- Objective
Take every line where the string "important" appears and copy it.

- Excerpted records
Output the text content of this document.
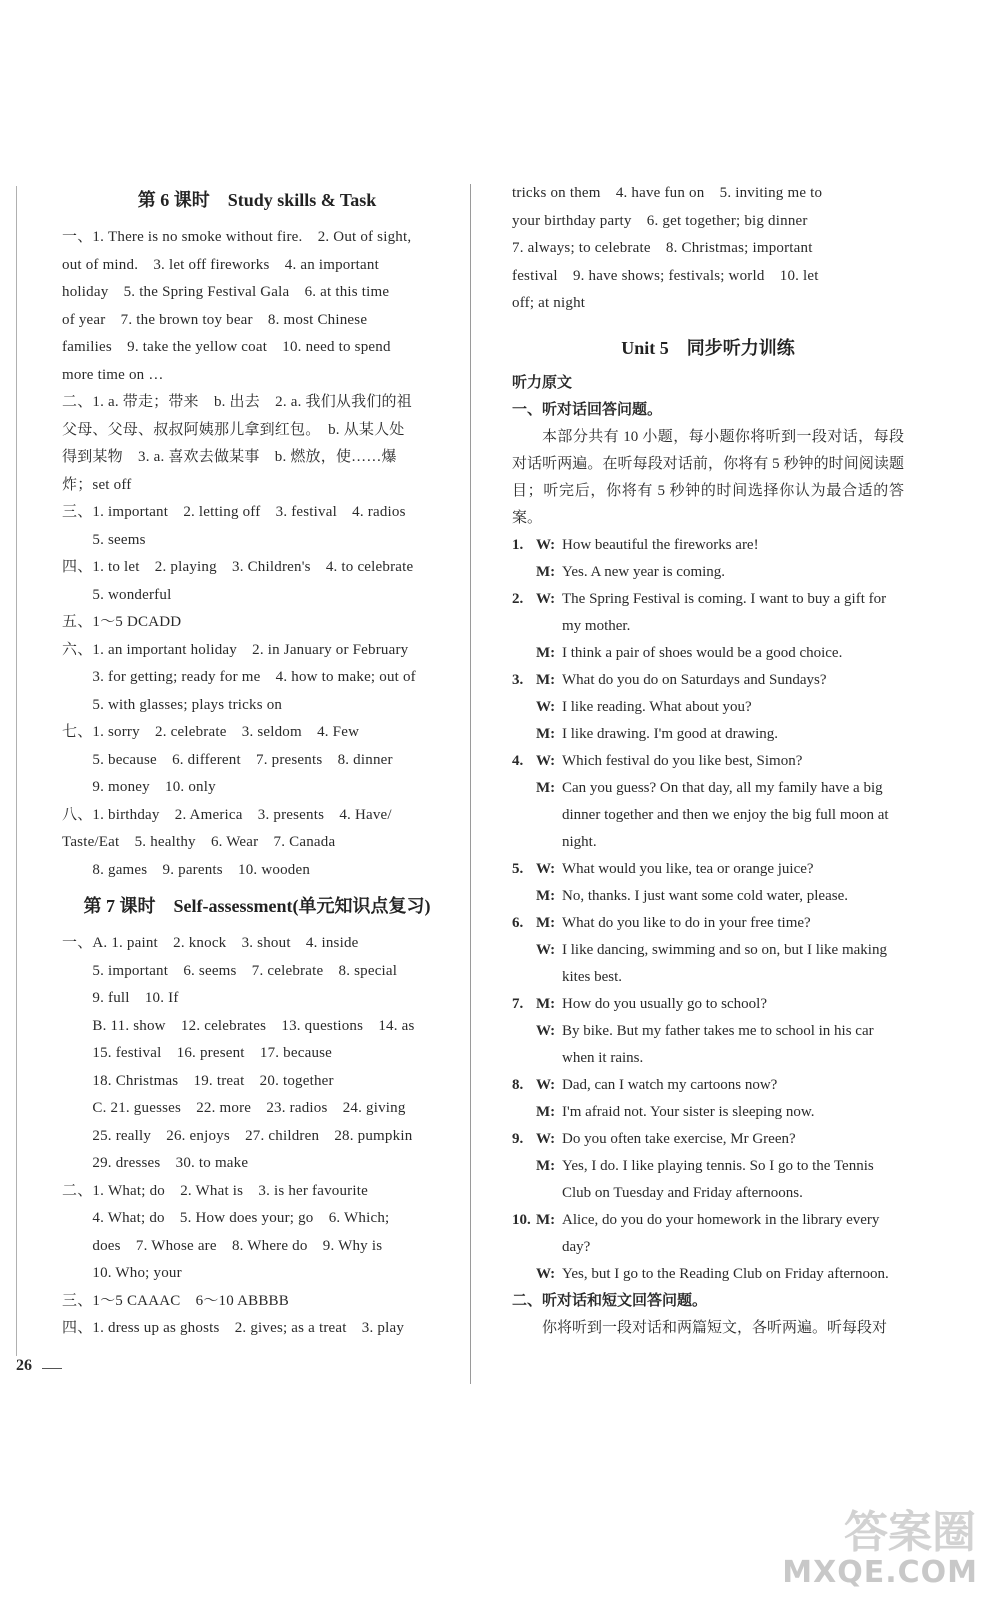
第 6 课时　Study skills & Task
一、1. There is no smoke without fire.　2. Out of sight,
out of mind.　3. let off fireworks　4. an important
holiday　5. the Spring Festival Gala　6. at this time
of year　7. the brown toy bear　8. most Chinese
families　9. take the yellow coat　10. need to spend
more time on …
二、1. a. 带走；带来　b. 出去　2. a. 我们从我们的祖
父母、父母、叔叔阿姨那儿拿到红包。　b. 从某人处
得到某物　3. a. 喜欢去做某事　b. 燃放，使……爆
炸；set off
三、1. important　2. letting off　3. festival　4. radios
　　5. seems
四、1. to let　2. playing　3. Children's　4. to celebrate
　　5. wonderful
五、1～5 DCADD
六、1. an important holiday　2. in January or February
　　3. for getting; ready for me　4. how to make; out of
　　5. with glasses; plays tricks on
七、1. sorry　2. celebrate　3. seldom　4. Few
　　5. because　6. different　7. presents　8. dinner
　　9. money　10. only
八、1. birthday　2. America　3. presents　4. Have/
Taste/Eat　5. healthy　6. Wear　7. Canada
　　8. games　9. parents　10. wooden
第 7 课时　Self-assessment(单元知识点复习)
一、A. 1. paint　2. knock　3. shout　4. inside
　　5. important　6. seems　7. celebrate　8. special
　　9. full　10. If
　　B. 11. show　12. celebrates　13. questions　14. as
　　15. festival　16. present　17. because
　　18. Christmas　19. treat　20. together
　　C. 21. guesses　22. more　23. radios　24. giving
　　25. really　26. enjoys　27. children　28. pumpkin
　　29. dresses　30. to make
二、1. What; do　2. What is　3. is her favourite
　　4. What; do　5. How does your; go　6. Which;
　　does　7. Whose are　8. Where do　9. Why is
　　10. Who; your
三、1～5 CAAAC　6～10 ABBBB
四、1. dress up as ghosts　2. gives; as a treat　3. play
tricks on them　4. have fun on　5. inviting me to
your birthday party　6. get together; big dinner
7. always; to celebrate　8. Christmas; important
festival　9. have shows; festivals; world　10. let
off; at night
Unit 5　同步听力训练
听力原文
一、听对话回答问题。
本部分共有 10 小题，每小题你将听到一段对话，每段对话听两遍。在听每段对话前，你将有 5 秒钟的时间阅读题目；听完后，你将有 5 秒钟的时间选择你认为最合适的答案。
1. W: How beautiful the fireworks are!
M: Yes. A new year is coming.
2. W: The Spring Festival is coming. I want to buy a gift for my mother.
M: I think a pair of shoes would be a good choice.
3. M: What do you do on Saturdays and Sundays?
W: I like reading. What about you?
M: I like drawing. I'm good at drawing.
4. W: Which festival do you like best, Simon?
M: Can you guess? On that day, all my family have a big dinner together and then we enjoy the big full moon at night.
5. W: What would you like, tea or orange juice?
M: No, thanks. I just want some cold water, please.
6. M: What do you like to do in your free time?
W: I like dancing, swimming and so on, but I like making kites best.
7. M: How do you usually go to school?
W: By bike. But my father takes me to school in his car when it rains.
8. W: Dad, can I watch my cartoons now?
M: I'm afraid not. Your sister is sleeping now.
9. W: Do you often take exercise, Mr Green?
M: Yes, I do. I like playing tennis. So I go to the Tennis Club on Tuesday and Friday afternoons.
10. M: Alice, do you do your homework in the library every day?
W: Yes, but I go to the Reading Club on Friday afternoon.
二、听对话和短文回答问题。
你将听到一段对话和两篇短文，各听两遍。听每段对
26
答案圈
MXQE.COM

- Output for this task
out of mind.　3. let off fireworks　4. an important
三、1. important　2. letting off　3. festival　4. radios
六、1. an important holiday　2. in January or February
　　5. important　6. seems　7. celebrate　8. special
7. always; to celebrate　8. Christmas; important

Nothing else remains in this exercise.